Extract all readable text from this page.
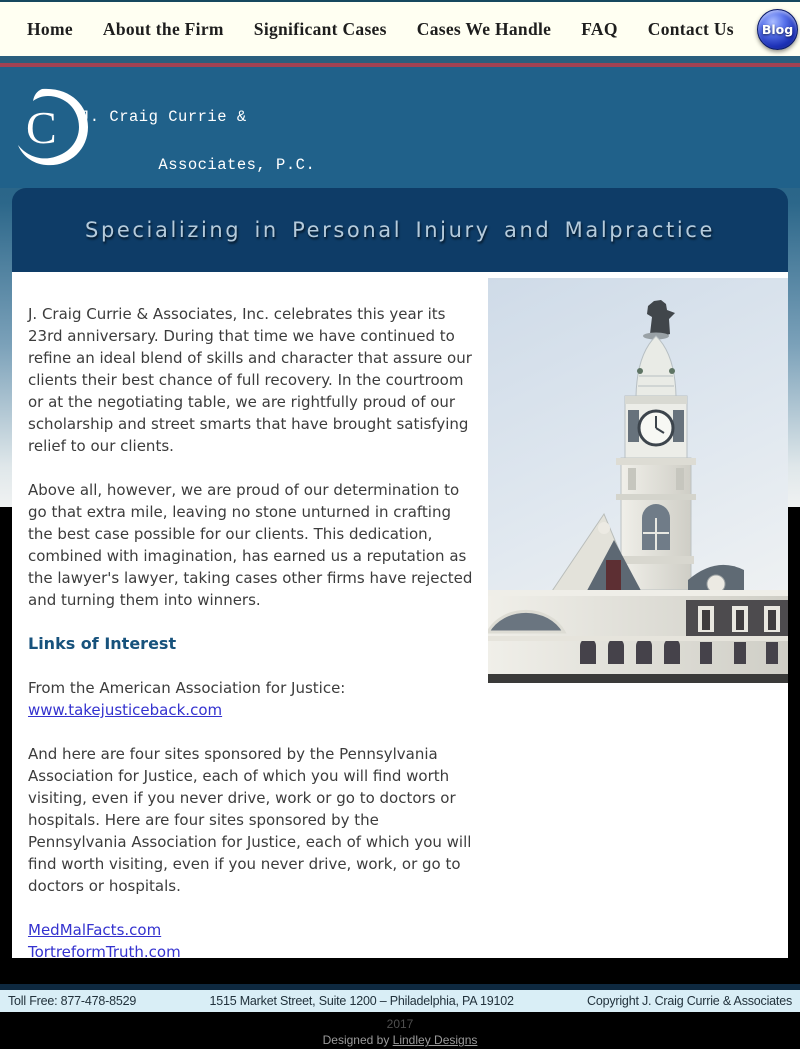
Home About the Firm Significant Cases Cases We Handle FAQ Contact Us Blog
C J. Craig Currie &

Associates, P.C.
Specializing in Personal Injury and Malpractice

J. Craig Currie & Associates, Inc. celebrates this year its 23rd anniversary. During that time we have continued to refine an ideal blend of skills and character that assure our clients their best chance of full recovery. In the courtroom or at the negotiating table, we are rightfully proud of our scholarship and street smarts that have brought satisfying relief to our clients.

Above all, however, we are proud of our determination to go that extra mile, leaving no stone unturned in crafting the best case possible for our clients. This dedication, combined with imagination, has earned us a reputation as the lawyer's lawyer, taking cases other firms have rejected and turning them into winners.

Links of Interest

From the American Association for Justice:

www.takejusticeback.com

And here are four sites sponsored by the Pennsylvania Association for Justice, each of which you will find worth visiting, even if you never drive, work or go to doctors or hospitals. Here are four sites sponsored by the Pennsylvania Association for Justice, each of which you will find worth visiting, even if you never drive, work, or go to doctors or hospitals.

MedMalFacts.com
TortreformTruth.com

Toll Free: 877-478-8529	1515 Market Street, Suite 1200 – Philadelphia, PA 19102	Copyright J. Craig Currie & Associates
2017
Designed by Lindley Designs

★ ★ ★ ★ ★

• [THE REQUEST] Quote the entries in full. Any image among them is to be omitted from the copy.

• [THE OUTPUT]
Extract all readable text from this page.
Home About the Firm Significant Cases Cases We Handle FAQ Contact Us Blog
C J. Craig Currie &

Associates, P.C.
Specializing in Personal Injury and Malpractice

J. Craig Currie & Associates, Inc. celebrates this year its 23rd anniversary. During that time we have continued to refine an ideal blend of skills and character that assure our clients their best chance of full recovery. In the courtroom or at the negotiating table, we are rightfully proud of our scholarship and street smarts that have brought satisfying relief to our clients.

Above all, however, we are proud of our determination to go that extra mile, leaving no stone unturned in crafting the best case possible for our clients. This dedication, combined with imagination, has earned us a reputation as the lawyer's lawyer, taking cases other firms have rejected and turning them into winners.

Links of Interest

From the American Association for Justice:

www.takejusticeback.com

And here are four sites sponsored by the Pennsylvania Association for Justice, each of which you will find worth visiting, even if you never drive, work or go to doctors or hospitals. Here are four sites sponsored by the Pennsylvania Association for Justice, each of which you will find worth visiting, even if you never drive, work, or go to doctors or hospitals.

MedMalFacts.com
TortreformTruth.com

Toll Free: 877-478-8529	1515 Market Street, Suite 1200 – Philadelphia, PA 19102	Copyright J. Craig Currie & Associates
2017
Designed by Lindley Designs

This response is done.